== Exercise prompt ==
Reproduce only the lines from the line containing "Read out every word on this page." to the end of the entries below, including both of those lines.
# Extracted records start
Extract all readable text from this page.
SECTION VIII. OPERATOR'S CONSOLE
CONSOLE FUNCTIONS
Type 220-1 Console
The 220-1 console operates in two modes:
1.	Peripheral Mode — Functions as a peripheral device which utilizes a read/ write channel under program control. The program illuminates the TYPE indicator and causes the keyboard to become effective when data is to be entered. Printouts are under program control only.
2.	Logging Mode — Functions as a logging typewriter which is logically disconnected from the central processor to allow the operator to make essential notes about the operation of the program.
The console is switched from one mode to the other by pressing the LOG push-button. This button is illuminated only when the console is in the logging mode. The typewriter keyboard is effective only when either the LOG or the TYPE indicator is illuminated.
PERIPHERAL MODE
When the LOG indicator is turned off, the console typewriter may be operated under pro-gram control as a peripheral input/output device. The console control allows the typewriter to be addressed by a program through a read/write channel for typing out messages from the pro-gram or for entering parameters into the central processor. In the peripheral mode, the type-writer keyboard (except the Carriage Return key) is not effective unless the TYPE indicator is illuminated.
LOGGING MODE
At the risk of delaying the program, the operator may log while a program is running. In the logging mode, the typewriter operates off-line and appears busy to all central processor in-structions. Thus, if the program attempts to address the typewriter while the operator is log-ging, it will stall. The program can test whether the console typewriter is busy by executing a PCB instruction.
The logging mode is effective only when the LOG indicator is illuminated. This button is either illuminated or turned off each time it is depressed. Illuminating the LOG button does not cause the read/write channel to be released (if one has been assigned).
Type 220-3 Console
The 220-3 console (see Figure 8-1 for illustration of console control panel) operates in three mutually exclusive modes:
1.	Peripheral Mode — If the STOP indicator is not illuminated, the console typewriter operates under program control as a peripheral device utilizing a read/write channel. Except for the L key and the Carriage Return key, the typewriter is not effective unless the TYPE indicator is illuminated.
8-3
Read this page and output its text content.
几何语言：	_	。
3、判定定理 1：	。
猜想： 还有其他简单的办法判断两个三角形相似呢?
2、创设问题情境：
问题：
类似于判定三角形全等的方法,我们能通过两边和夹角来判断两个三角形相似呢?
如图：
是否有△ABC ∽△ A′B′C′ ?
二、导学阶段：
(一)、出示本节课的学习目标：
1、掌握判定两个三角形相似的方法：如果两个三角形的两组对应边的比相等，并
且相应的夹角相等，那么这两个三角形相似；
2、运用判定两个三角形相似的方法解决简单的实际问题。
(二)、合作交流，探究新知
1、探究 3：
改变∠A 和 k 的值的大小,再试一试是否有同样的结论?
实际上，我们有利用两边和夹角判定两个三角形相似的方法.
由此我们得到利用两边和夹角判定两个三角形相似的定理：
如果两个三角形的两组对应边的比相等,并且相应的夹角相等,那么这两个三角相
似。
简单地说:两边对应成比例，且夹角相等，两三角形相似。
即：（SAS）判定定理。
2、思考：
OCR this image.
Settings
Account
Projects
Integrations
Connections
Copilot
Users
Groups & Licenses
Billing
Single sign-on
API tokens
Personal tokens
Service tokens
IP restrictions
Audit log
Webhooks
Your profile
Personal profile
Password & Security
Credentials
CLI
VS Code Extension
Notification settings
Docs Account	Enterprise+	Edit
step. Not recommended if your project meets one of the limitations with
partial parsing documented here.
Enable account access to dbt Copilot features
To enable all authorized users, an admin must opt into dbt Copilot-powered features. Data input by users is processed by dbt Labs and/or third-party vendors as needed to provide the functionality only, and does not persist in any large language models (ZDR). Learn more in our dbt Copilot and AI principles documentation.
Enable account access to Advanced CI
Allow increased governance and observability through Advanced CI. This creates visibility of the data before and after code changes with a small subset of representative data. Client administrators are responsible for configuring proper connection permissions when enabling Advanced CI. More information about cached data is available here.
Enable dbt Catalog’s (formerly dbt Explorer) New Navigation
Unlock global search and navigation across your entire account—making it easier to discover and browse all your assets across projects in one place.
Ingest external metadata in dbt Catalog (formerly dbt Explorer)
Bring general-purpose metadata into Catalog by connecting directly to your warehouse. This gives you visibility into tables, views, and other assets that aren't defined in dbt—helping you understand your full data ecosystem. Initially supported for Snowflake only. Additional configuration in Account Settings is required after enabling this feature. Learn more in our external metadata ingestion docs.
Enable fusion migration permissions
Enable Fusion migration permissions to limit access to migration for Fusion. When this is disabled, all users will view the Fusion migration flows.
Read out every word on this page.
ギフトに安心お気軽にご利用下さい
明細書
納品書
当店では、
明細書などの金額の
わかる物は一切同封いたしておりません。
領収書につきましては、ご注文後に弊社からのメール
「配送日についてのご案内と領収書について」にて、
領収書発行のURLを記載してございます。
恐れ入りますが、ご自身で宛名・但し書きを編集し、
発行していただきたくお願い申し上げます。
# Extracted records end
== Task result ==
Read out every word on this page.
ギフトに安心お気軽にご利用下さい
明細書
納品書
当店では、
明細書などの金額の
わかる物は一切同封いたしておりません。
領収書につきましては、ご注文後に弊社からのメール
「配送日についてのご案内と領収書について」にて、
領収書発行のURLを記載してございます。
恐れ入りますが、ご自身で宛名・但し書きを編集し、
発行していただきたくお願い申し上げます。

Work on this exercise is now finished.